* _SHORT EXERCISE_:
The material below should be written out in full and exactly; pictures stay out of the copy.

[Start of GIVEN RECORDS]

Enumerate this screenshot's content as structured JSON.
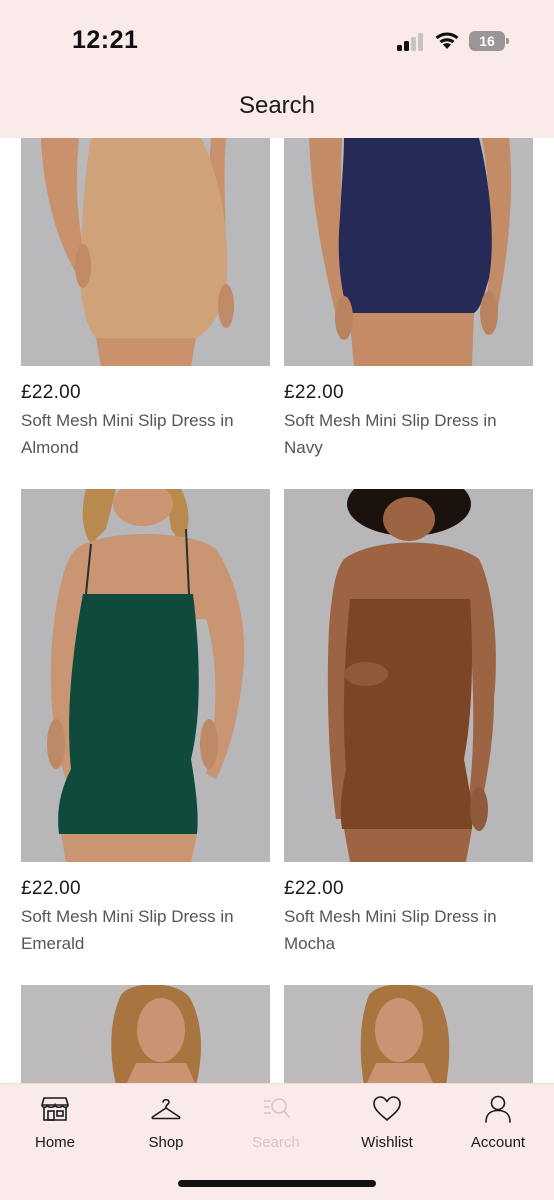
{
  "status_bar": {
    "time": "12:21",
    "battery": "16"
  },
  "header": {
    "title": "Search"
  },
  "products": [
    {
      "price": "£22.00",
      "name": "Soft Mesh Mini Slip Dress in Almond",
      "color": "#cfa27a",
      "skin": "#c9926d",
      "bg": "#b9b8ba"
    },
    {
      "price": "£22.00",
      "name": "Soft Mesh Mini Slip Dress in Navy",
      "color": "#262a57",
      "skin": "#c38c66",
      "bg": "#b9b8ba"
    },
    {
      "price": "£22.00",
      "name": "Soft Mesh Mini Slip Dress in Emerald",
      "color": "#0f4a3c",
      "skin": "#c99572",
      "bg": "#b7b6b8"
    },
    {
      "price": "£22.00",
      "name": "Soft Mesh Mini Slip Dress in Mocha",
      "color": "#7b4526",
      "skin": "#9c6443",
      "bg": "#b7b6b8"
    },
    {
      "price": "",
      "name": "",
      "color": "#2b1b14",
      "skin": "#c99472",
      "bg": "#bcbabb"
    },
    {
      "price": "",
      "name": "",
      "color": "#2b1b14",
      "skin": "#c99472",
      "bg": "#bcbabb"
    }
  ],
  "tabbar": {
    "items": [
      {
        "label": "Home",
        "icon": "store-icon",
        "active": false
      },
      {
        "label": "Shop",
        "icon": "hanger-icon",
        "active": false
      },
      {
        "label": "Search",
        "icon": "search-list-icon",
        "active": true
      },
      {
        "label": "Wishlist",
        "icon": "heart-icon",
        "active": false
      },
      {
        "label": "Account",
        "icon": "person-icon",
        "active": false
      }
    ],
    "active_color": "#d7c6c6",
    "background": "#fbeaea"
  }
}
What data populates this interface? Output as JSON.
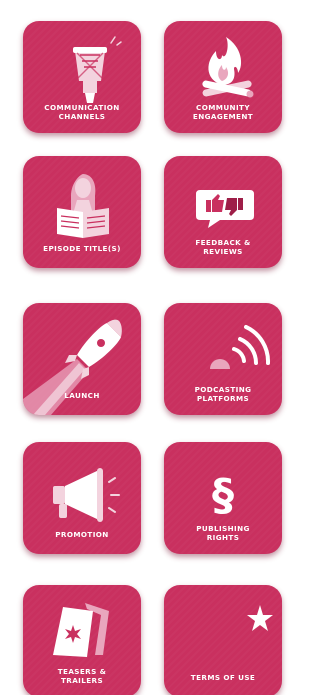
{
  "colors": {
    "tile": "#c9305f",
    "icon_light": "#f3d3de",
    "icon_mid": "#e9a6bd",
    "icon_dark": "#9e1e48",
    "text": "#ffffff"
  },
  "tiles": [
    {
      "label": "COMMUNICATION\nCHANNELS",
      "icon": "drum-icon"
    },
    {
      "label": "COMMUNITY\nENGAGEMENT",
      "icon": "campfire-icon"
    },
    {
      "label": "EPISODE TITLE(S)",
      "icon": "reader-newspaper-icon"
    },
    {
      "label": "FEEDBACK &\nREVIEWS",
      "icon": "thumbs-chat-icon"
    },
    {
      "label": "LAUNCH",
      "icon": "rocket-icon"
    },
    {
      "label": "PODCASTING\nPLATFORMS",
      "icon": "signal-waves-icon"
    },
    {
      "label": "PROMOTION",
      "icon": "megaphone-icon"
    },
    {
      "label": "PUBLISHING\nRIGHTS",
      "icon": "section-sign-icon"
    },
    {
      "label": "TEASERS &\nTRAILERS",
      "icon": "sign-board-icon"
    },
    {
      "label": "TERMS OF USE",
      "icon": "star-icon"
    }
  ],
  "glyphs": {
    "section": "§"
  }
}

[End of GIVEN RECORDS]

* _RESULT OF THE EXERCISE_:
Enumerate this screenshot's content as structured JSON.
{
  "status_bar": {
    "time": "12:21",
    "battery": "16"
  },
  "header": {
    "title": "Search"
  },
  "products": [
    {
      "price": "£22.00",
      "name": "Soft Mesh Mini Slip Dress in Almond",
      "color": "#cfa27a",
      "skin": "#c9926d",
      "bg": "#b9b8ba"
    },
    {
      "price": "£22.00",
      "name": "Soft Mesh Mini Slip Dress in Navy",
      "color": "#262a57",
      "skin": "#c38c66",
      "bg": "#b9b8ba"
    },
    {
      "price": "£22.00",
      "name": "Soft Mesh Mini Slip Dress in Emerald",
      "color": "#0f4a3c",
      "skin": "#c99572",
      "bg": "#b7b6b8"
    },
    {
      "price": "£22.00",
      "name": "Soft Mesh Mini Slip Dress in Mocha",
      "color": "#7b4526",
      "skin": "#9c6443",
      "bg": "#b7b6b8"
    },
    {
      "price": "",
      "name": "",
      "color": "#2b1b14",
      "skin": "#c99472",
      "bg": "#bcbabb"
    },
    {
      "price": "",
      "name": "",
      "color": "#2b1b14",
      "skin": "#c99472",
      "bg": "#bcbabb"
    }
  ],
  "tabbar": {
    "items": [
      {
        "label": "Home",
        "icon": "store-icon",
        "active": false
      },
      {
        "label": "Shop",
        "icon": "hanger-icon",
        "active": false
      },
      {
        "label": "Search",
        "icon": "search-list-icon",
        "active": true
      },
      {
        "label": "Wishlist",
        "icon": "heart-icon",
        "active": false
      },
      {
        "label": "Account",
        "icon": "person-icon",
        "active": false
      }
    ],
    "active_color": "#d7c6c6",
    "background": "#fbeaea"
  }
}
What data populates this interface? Output as JSON.
{
  "colors": {
    "tile": "#c9305f",
    "icon_light": "#f3d3de",
    "icon_mid": "#e9a6bd",
    "icon_dark": "#9e1e48",
    "text": "#ffffff"
  },
  "tiles": [
    {
      "label": "COMMUNICATION\nCHANNELS",
      "icon": "drum-icon"
    },
    {
      "label": "COMMUNITY\nENGAGEMENT",
      "icon": "campfire-icon"
    },
    {
      "label": "EPISODE TITLE(S)",
      "icon": "reader-newspaper-icon"
    },
    {
      "label": "FEEDBACK &\nREVIEWS",
      "icon": "thumbs-chat-icon"
    },
    {
      "label": "LAUNCH",
      "icon": "rocket-icon"
    },
    {
      "label": "PODCASTING\nPLATFORMS",
      "icon": "signal-waves-icon"
    },
    {
      "label": "PROMOTION",
      "icon": "megaphone-icon"
    },
    {
      "label": "PUBLISHING\nRIGHTS",
      "icon": "section-sign-icon"
    },
    {
      "label": "TEASERS &\nTRAILERS",
      "icon": "sign-board-icon"
    },
    {
      "label": "TERMS OF USE",
      "icon": "star-icon"
    }
  ],
  "glyphs": {
    "section": "§"
  }
}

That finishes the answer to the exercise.